Pick out every line in the data below that holds "JSON".

------------------------------------------------------------

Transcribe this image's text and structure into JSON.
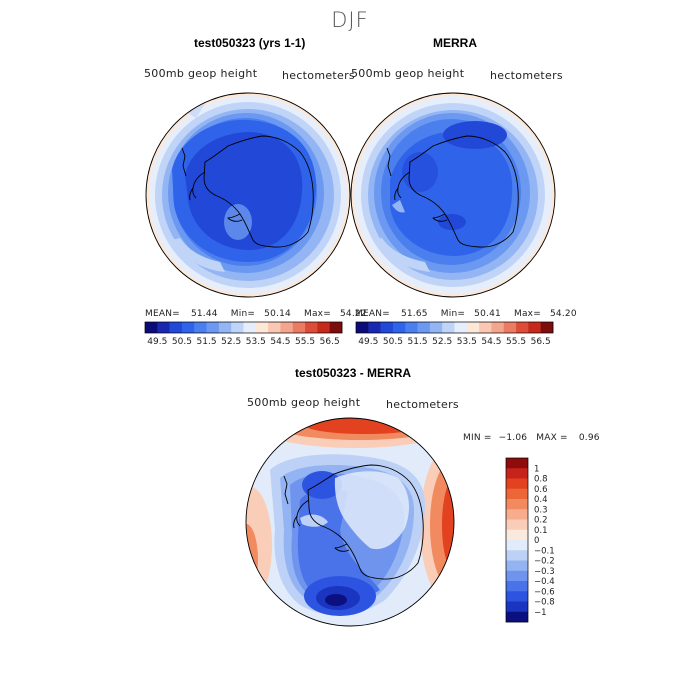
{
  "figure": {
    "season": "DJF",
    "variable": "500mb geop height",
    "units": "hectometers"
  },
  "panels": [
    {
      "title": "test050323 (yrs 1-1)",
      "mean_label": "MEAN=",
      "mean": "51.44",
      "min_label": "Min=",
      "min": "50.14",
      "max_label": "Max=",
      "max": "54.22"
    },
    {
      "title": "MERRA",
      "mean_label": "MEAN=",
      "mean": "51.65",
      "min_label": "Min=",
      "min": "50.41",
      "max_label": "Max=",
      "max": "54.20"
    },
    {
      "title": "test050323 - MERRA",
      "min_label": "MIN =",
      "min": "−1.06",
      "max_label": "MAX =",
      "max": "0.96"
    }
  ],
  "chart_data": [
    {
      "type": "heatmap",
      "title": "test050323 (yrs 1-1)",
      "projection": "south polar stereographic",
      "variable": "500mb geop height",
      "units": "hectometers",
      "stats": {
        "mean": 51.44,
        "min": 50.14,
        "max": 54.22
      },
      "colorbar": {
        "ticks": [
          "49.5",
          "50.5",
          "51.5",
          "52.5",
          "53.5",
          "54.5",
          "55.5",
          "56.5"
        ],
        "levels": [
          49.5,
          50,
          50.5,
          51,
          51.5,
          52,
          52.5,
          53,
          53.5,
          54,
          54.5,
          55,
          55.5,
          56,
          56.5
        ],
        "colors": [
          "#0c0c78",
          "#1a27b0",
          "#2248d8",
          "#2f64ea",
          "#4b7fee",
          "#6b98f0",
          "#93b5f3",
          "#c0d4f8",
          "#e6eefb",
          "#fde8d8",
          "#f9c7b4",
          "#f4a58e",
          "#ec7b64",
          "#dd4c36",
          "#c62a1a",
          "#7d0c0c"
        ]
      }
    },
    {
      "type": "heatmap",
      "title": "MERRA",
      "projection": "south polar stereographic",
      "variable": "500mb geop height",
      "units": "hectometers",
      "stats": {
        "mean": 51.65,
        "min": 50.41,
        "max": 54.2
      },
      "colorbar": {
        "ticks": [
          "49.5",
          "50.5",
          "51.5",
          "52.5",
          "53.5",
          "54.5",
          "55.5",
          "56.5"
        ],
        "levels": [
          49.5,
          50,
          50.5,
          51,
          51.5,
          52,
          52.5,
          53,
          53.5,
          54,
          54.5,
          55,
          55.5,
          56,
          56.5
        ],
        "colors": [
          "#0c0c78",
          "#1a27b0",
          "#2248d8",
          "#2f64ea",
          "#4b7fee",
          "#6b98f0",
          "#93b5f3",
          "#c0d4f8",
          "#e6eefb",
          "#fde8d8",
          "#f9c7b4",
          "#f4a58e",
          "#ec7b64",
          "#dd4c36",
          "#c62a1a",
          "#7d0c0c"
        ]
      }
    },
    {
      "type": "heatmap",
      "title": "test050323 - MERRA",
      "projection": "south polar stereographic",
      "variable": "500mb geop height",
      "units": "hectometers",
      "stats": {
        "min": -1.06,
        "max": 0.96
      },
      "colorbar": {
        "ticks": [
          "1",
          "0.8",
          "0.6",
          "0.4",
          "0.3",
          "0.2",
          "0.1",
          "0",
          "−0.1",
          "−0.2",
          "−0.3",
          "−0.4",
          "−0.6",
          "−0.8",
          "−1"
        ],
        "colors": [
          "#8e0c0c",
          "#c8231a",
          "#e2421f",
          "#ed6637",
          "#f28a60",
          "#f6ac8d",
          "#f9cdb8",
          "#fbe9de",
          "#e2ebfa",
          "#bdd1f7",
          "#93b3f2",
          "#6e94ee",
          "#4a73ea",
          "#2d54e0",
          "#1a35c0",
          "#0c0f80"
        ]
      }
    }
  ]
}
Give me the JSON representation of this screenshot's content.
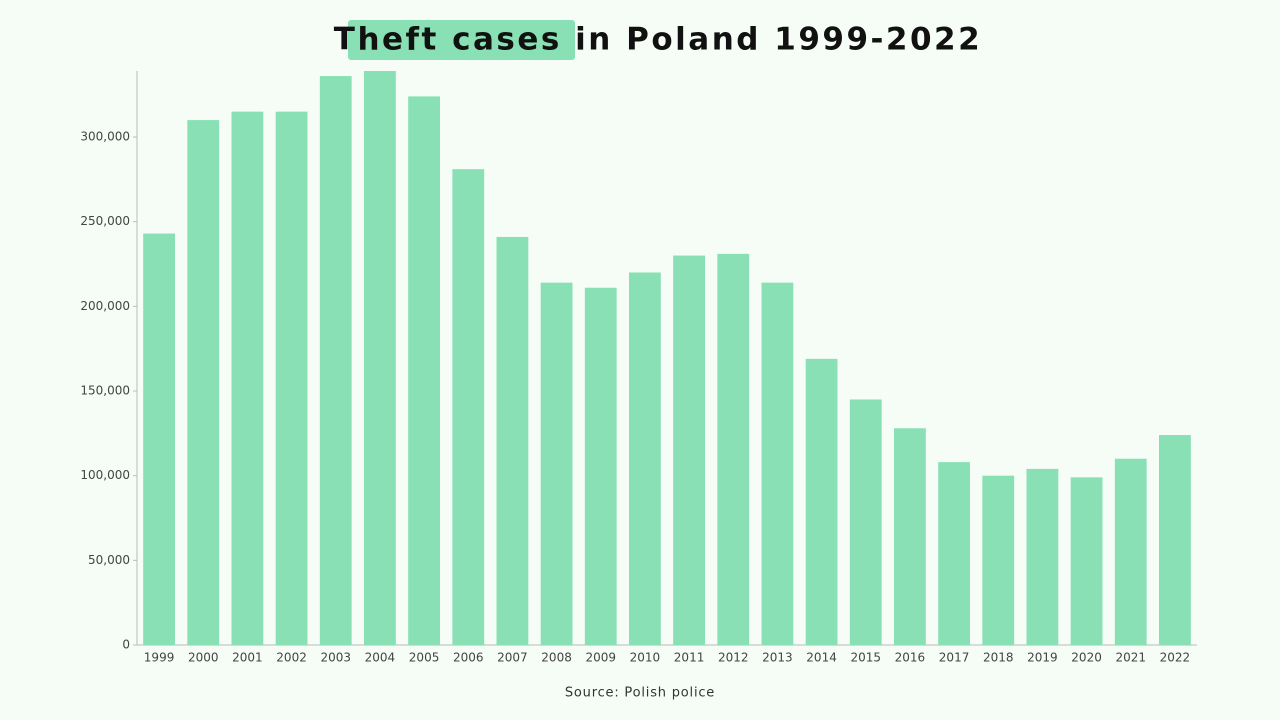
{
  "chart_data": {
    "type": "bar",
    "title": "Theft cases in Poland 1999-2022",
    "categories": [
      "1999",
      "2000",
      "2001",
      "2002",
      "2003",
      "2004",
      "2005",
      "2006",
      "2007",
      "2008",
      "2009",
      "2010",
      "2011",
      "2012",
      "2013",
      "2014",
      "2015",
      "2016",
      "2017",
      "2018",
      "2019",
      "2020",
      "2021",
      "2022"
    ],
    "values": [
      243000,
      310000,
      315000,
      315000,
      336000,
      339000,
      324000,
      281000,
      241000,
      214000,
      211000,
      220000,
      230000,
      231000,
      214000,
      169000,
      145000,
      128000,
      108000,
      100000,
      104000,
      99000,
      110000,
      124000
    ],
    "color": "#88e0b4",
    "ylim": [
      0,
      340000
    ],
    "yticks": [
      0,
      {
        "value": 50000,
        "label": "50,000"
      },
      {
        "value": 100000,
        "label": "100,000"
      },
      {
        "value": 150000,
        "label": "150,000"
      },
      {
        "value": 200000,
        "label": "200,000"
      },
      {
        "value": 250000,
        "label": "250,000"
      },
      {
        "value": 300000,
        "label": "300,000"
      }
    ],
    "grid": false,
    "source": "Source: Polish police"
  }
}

------------------------------------------------------------

=== Exercise answer ===
Transcribe this image's text and structure into JSON.
Give me the JSON representation of this screenshot's content.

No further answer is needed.